Velocímetros y velocidades
Era celebrar un cumpleaños y desear desesperadamente, soplando las velas, la llegada del siguiente. Ansiábamos crecer porque queríamos ser mayores
Hablamos de finales de los sesenta, principios de los setenta del siglo pasado. Más lo primero. Jugando en la calle, en patulea por las calles, muy despejadas entonces de coches, resultaba atracción, viendo aparcado un automóvil, rodearlo.
Pegados al vehículo, como abejas en enjambre, empujándonos unos a otros, mirábamos a través del cristal de la ventanilla del conductor el velocímetro, para ver hasta qué límite marcaba. Si superaba los 120 km/h del Seiscientos de la familia –matrícula A-117977– nos parecía el no va más. Resulta curioso que de los seis coches que hemos tenido, retengamos en la memoria el número de la placa del Seiscientos, matriculado en 1968. De los otros se nos ha olvidado o dudamos. Y sí, nos empujábamos alrededor del coche para ratificar lo observado. Para comprobar si corría un montón. Y no digamos si el vehículo tenía dos tubos de escape. ¡Uf! Entonces decíamos que era "supersónico".

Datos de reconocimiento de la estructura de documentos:
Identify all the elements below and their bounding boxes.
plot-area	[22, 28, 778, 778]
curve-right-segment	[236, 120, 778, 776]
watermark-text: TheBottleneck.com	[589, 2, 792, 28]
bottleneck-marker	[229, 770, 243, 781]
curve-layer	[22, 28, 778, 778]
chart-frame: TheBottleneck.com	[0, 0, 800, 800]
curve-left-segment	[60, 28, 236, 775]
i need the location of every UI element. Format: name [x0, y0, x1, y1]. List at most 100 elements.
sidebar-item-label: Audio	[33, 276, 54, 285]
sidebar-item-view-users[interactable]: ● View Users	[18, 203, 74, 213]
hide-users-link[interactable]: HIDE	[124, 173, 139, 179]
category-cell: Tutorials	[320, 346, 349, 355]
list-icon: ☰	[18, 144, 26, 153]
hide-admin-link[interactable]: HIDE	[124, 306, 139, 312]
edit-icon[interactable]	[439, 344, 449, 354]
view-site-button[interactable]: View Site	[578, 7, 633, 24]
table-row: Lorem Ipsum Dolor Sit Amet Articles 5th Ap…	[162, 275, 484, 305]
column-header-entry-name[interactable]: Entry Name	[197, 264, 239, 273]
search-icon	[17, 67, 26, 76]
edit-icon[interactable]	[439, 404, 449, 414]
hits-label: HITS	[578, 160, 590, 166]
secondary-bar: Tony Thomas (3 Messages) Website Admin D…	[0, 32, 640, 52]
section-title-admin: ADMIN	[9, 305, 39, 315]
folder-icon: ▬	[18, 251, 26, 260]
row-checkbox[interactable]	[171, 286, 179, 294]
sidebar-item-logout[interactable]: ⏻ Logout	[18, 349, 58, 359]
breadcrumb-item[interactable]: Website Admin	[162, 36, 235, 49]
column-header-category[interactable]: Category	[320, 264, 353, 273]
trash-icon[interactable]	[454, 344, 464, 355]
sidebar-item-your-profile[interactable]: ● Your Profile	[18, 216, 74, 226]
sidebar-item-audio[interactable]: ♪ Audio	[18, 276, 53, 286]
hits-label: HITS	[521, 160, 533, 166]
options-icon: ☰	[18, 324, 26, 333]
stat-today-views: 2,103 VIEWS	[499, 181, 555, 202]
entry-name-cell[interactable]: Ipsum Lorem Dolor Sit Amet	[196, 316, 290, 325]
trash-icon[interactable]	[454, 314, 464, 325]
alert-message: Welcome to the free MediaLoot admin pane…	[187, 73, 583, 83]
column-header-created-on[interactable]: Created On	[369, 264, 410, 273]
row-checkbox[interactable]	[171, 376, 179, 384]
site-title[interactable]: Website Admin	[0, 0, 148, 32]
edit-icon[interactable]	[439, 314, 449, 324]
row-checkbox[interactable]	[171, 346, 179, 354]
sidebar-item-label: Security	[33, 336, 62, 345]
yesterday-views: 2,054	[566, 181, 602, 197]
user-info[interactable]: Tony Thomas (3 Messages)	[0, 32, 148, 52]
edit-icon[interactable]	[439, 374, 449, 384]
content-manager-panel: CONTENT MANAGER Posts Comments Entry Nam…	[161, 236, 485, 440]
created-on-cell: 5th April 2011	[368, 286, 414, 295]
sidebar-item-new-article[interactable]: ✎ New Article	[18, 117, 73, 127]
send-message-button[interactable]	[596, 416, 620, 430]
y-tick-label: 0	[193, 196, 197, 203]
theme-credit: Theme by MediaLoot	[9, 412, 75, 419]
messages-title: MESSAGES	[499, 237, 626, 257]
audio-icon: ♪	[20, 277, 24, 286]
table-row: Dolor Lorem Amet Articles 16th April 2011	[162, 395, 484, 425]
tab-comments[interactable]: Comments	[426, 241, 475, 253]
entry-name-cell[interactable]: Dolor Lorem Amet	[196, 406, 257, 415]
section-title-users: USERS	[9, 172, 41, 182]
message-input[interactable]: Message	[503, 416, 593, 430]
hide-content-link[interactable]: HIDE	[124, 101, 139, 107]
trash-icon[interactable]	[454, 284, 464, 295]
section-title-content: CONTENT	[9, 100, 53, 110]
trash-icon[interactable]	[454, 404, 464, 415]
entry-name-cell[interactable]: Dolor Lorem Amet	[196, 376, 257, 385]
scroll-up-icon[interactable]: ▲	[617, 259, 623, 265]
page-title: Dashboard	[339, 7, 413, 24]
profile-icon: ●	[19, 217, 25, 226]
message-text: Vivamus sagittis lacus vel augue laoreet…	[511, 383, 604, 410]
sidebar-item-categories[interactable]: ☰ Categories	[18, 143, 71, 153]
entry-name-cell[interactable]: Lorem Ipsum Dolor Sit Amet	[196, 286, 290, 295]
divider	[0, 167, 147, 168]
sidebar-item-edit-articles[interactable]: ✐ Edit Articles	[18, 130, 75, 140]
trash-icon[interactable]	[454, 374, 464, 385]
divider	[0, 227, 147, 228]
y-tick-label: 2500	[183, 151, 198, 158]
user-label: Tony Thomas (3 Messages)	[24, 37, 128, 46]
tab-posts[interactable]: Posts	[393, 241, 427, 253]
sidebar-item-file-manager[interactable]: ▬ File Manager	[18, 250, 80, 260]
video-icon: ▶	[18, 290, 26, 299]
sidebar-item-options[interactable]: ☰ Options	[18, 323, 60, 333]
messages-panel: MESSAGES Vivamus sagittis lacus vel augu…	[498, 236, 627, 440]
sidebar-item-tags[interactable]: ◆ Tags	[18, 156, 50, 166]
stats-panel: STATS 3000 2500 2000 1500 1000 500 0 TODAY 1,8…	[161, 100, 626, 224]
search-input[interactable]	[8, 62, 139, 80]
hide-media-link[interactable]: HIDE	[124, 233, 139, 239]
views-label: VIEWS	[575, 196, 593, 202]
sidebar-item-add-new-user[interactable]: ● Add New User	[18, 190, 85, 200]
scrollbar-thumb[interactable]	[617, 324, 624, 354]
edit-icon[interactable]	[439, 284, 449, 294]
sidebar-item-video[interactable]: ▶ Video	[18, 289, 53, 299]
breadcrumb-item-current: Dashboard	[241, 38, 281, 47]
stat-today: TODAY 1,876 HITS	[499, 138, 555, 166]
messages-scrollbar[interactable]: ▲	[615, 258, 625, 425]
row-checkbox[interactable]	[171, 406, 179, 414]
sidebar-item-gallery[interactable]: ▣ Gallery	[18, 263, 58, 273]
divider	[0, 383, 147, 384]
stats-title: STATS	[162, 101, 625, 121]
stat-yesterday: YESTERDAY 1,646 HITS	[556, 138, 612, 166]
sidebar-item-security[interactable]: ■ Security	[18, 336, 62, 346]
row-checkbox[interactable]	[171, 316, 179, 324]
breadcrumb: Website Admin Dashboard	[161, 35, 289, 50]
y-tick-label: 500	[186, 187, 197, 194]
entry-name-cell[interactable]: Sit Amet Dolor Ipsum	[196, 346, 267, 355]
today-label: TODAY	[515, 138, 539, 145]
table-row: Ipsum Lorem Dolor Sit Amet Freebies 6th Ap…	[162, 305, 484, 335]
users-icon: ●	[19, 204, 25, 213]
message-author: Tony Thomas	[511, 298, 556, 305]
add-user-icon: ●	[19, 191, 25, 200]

** Qué harás **
¿Qué partes de un automóvil se nombran en el texto sobre velocímetros y velocidades? Enumérelas todas.

** Resultado del ejercicio **
- El cristal de la ventanilla del conductor
- El velocímetro
- La placa de matrícula
- Los tubos de escape